* Document excerpt:
★ ★ ★ ★ ★ ★ ★

Losing Your Marbles to a Girl

Rate: 29 Flag
 
 
In the mid sixties Ft Buchanan Puerto Rico began transitioning from an Army post to a Naval base.  

I was ten, and had never known any Navy kids.  I enjoyed the Army brats, though.  One never had to worry about a history.  You could reinvent yourself to some extent with each new duty station.  It was nice not having your sins follow you from post to post.  Everyone started with a new slate.  There was no one to snicker as they reminded you about that unfortunate incident when you peed on the floor during Mrs Thompson’s story back in Kindergarden.  Not that that ever happened to me, of course.  Pure fiction, you understand.  Pure fiction.  Just an example, just a hypothetical situation.  That’s all.

When the first Navy family moved in across the street from us, I didn’t give it much thought.  All I knew was that Dale’s dad wore a white uniform to work. The kids warned me not to play with Dale because he was “Navy.”  They said it like it was, well, a four letter word.  Oh, you know what I mean.

No one would hang out with Dale.  So I thought, “He must be lonely. I’ll ask him to play marbles.”  I was very big on playing marbles, and I don’t mean to brag but….  Well, okay, maybe a little, but bear with me because this detail is germane to my story.  Not really.  But I want to tell you anyway.

I was a really good marble player.  The boys in the neighborhoods we lived in over the years tired of playing with me real quick-like because I had the annoying habit of winning all their marbles.  It’s a terrible thing to see a boy three years older than you crying as he runs away just because you won his lucky aqua snake eye boulder.  I offered to give it back to him the next day but his pride was already wounded.  He just slapped me upside the head and called me a sissy.

I decided maybe Dale would like to play marbles with me.  No one else was playing with him, and while no one refused to play with me in general, they did refuse to play marbles with me.  And I liked to play marbles.

Dale smiled a sort of cocky smirk and said, “I don’t know about playing with a girl.  That seems too easy.”  

“We don’t have to play for keepsies,” I countered.

“Nah, that’s okay,” Dale snorted after considering the matter.  “I don’t mind taking marbles from a girl.”

We drew a circle in the dirt and started shooting.  Fifteen minutes later I owned everything he had in his pocket.

★ ★ ★ ★ ★ ★ ★

* Data provided:
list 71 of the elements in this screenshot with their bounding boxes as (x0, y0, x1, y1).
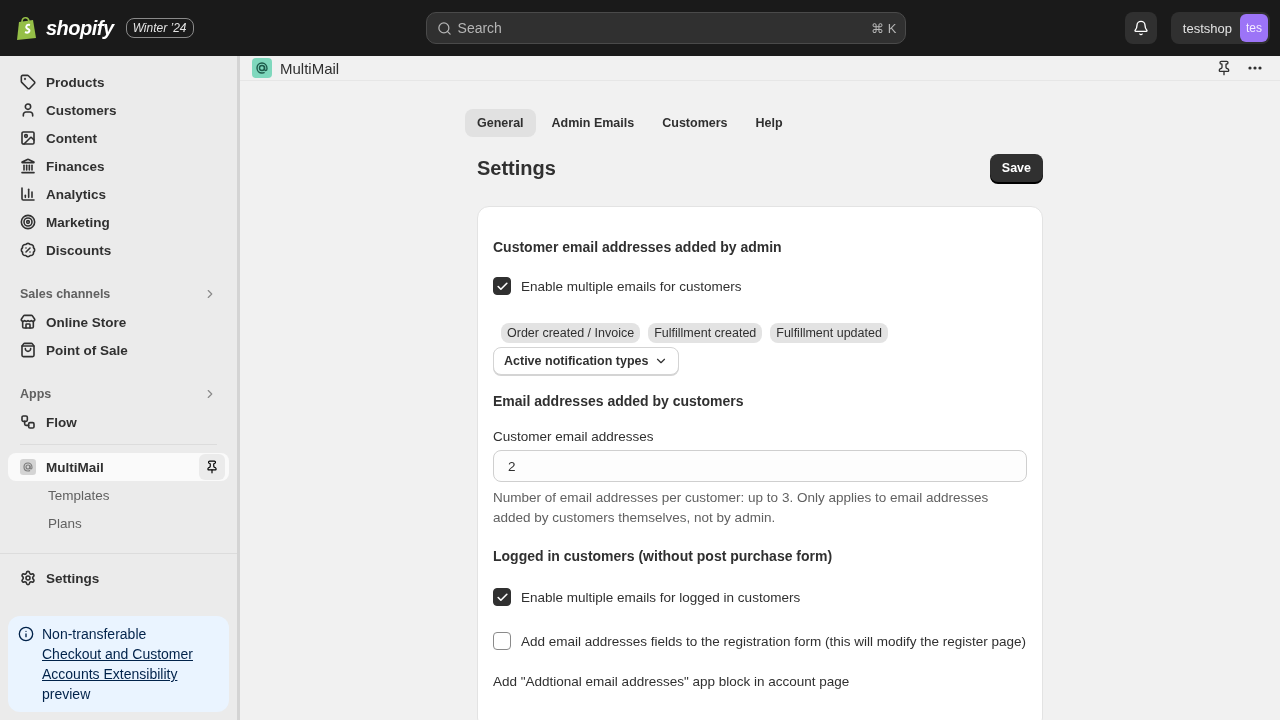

★ ★ ★ ★ ★ ★ ★

* What to work on:
1. Using the marbles story, decide whether each statement agrees with it: (a) Dale's father wore a white uniform to work; (b) the marble game in the dirt lasted about an hour; (c) the other kids refused to play with the narrator at all. Answer yes or no for each, and quote the words that decide it.
2. Rewrite the marbles story from "Rate: 29 Flag" to "situation.  That’s all.", swapping "Naval base" for "Navy station".
The listing has no connection to the marbles story.

* Task-by-task results:
1.
(a) Yes: "All I knew was that Dale’s dad wore a white uniform to work."
(b) No: "Fifteen minutes later I owned everything he had in his pocket."
(c) No: "while no one refused to play with me in general, they did refuse to play marbles with me."

2.
Rate: 29 Flag
 
 
In the mid sixties Ft Buchanan Puerto Rico began transitioning from an Army post to a Navy station.  

I was ten, and had never known any Navy kids.  I enjoyed the Army brats, though.  One never had to worry about a history.  You could reinvent yourself to some extent with each new duty station.  It was nice not having your sins follow you from post to post.  Everyone started with a new slate.  There was no one to snicker as they reminded you about that unfortunate incident when you peed on the floor during Mrs Thompson’s story back in Kindergarden.  Not that that ever happened to me, of course.  Pure fiction, you understand.  Pure fiction.  Just an example, just a hypothetical situation.  That’s all.